*Task to carry out:* Take every line in the entries that includes the word "access" and copy it.

(Document understanding data)
═══

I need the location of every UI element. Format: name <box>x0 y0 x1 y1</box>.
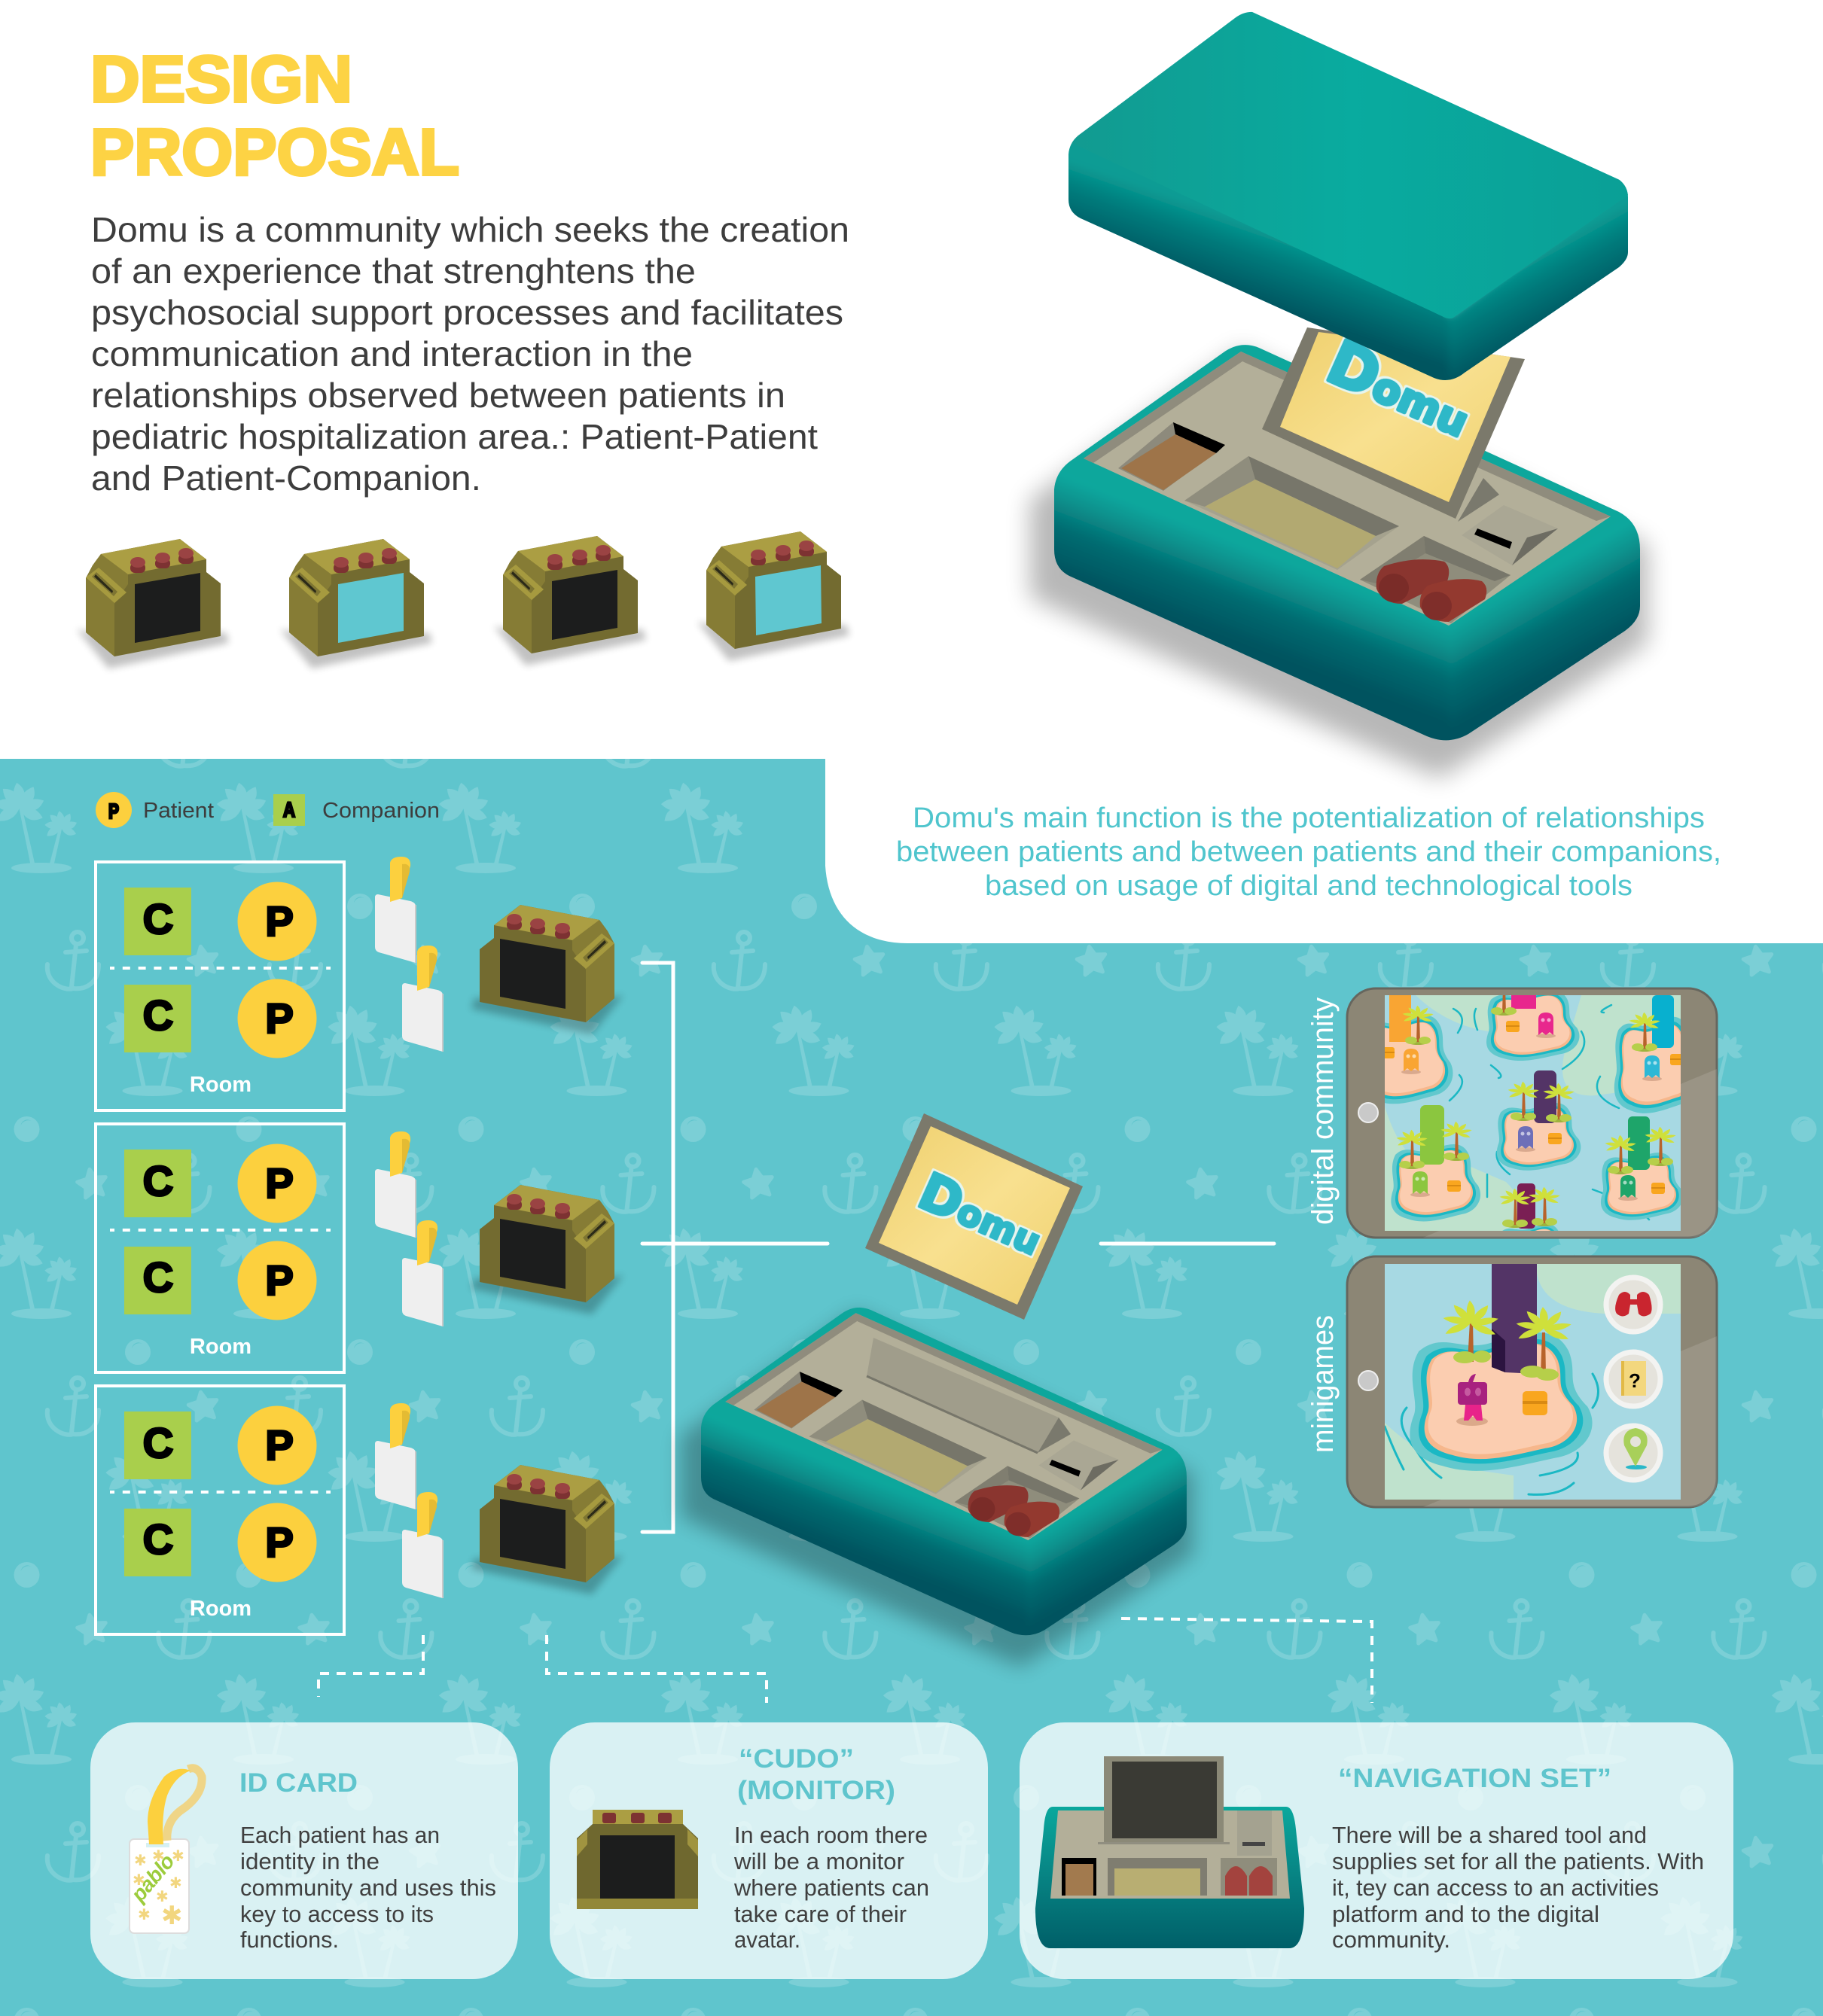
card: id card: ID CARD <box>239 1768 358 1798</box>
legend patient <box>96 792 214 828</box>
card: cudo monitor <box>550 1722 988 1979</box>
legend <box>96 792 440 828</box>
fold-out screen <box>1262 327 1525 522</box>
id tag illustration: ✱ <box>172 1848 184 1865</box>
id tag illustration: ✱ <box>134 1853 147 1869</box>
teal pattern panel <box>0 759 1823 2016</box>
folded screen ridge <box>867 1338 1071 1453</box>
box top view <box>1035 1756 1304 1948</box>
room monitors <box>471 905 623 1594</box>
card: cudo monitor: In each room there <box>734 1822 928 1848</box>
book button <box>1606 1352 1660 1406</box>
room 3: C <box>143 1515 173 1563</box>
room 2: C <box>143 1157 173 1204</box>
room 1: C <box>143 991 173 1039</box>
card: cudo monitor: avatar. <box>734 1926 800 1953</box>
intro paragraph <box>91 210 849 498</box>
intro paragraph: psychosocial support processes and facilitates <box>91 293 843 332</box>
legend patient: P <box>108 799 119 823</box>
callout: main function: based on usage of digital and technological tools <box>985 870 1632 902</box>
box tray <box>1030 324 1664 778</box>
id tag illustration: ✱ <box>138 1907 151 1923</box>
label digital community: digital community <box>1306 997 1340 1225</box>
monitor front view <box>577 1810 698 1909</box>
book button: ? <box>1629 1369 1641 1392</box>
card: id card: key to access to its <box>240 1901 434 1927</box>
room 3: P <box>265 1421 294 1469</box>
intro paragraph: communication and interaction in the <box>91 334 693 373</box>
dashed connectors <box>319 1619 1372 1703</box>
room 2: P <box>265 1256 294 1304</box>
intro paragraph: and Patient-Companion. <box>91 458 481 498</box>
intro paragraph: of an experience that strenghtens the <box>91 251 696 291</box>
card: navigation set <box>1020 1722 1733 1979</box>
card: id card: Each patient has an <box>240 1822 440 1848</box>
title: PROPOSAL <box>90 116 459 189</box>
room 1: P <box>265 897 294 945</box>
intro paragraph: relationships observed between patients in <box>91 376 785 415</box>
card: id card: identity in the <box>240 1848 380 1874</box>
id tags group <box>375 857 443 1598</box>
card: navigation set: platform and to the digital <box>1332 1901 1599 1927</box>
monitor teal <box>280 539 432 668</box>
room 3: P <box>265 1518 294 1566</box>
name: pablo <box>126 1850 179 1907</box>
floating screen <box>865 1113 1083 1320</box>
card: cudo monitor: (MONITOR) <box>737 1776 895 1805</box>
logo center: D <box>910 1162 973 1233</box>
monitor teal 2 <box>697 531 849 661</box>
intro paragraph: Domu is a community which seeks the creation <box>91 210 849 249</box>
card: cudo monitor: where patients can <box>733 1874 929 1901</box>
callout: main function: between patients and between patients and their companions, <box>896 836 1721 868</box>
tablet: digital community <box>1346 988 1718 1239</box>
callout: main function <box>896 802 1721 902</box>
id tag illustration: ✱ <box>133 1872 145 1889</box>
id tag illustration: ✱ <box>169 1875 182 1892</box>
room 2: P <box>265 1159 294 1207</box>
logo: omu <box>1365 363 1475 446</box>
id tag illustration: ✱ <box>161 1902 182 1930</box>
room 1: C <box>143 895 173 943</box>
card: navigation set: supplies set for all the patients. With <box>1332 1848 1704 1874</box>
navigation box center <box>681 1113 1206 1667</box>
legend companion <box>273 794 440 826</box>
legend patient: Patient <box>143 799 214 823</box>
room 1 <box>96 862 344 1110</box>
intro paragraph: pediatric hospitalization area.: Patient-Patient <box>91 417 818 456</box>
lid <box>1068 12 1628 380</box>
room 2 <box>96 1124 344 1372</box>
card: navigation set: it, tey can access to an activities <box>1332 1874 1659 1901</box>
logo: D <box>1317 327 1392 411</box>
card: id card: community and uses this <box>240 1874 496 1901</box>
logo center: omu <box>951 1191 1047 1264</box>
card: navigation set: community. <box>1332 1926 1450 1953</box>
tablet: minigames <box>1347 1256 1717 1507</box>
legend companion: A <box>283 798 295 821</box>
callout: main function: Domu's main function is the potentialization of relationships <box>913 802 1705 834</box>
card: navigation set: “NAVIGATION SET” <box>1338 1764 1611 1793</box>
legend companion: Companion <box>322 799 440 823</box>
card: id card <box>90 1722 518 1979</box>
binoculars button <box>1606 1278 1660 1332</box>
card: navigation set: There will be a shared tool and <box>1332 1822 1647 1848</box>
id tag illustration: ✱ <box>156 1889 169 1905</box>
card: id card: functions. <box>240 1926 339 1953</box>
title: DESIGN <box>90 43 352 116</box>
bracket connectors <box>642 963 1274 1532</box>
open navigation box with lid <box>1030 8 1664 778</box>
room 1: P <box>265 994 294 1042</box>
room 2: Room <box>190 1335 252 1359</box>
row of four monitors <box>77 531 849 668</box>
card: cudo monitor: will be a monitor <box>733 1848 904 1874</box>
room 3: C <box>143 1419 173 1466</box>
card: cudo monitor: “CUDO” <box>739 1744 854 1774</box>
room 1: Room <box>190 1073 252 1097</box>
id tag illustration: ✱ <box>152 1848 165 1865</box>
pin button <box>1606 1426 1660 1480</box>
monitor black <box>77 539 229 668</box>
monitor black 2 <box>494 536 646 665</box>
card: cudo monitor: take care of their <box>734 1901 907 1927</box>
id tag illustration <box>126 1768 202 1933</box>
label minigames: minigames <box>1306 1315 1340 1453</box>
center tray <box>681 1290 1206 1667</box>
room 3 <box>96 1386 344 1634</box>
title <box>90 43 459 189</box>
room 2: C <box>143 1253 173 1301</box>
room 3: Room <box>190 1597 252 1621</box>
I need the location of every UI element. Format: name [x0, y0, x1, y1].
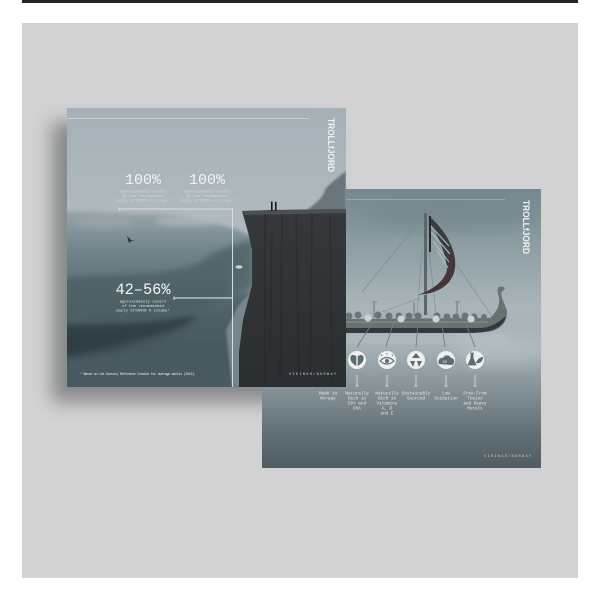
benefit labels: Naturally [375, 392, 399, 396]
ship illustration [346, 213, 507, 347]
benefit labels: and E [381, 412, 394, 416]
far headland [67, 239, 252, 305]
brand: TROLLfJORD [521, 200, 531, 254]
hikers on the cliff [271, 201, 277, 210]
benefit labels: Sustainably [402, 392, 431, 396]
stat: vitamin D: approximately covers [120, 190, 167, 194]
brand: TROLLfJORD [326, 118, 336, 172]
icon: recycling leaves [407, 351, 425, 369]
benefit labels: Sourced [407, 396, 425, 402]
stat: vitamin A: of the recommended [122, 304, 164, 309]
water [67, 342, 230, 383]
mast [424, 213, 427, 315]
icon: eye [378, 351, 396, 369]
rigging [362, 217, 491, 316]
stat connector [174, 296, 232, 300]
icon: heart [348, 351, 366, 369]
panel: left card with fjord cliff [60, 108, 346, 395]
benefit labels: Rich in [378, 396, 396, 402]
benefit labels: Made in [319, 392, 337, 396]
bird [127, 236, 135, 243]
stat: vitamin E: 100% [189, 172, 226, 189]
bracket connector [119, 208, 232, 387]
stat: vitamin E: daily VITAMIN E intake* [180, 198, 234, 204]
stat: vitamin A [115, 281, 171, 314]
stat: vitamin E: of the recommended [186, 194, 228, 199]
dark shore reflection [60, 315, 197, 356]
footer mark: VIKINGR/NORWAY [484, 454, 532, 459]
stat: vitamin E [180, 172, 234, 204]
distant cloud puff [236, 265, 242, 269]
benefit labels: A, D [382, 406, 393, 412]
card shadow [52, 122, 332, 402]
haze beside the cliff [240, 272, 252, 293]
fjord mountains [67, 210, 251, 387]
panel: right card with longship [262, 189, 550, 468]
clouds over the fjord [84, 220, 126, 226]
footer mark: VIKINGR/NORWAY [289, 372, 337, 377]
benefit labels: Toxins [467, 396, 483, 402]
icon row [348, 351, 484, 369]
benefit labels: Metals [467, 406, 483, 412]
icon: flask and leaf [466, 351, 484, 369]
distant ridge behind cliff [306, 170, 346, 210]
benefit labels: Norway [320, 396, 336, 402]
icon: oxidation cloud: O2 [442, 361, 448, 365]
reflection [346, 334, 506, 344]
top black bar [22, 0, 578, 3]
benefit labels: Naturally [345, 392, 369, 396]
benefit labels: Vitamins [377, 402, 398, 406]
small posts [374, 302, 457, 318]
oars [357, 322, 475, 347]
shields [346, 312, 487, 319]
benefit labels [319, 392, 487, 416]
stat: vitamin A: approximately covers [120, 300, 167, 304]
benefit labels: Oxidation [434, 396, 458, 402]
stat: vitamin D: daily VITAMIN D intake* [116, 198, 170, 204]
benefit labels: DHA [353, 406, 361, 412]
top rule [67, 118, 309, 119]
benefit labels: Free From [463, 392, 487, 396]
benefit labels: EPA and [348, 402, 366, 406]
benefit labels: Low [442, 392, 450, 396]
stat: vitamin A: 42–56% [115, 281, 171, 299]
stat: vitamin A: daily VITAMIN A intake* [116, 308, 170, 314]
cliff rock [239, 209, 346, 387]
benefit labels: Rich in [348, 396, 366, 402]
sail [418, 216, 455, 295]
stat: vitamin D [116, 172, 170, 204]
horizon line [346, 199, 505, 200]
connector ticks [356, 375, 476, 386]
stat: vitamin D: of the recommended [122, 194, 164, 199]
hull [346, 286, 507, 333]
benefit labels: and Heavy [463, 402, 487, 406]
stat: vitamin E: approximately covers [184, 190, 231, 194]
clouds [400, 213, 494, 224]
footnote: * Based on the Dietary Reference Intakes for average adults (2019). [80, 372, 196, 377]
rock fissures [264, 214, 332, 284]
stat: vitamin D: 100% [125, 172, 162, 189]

═══

*The answer:*
card: id card: key to access to its <box>240 1901 434 1927</box>
card: navigation set: it, tey can access to an activities <box>1332 1874 1659 1901</box>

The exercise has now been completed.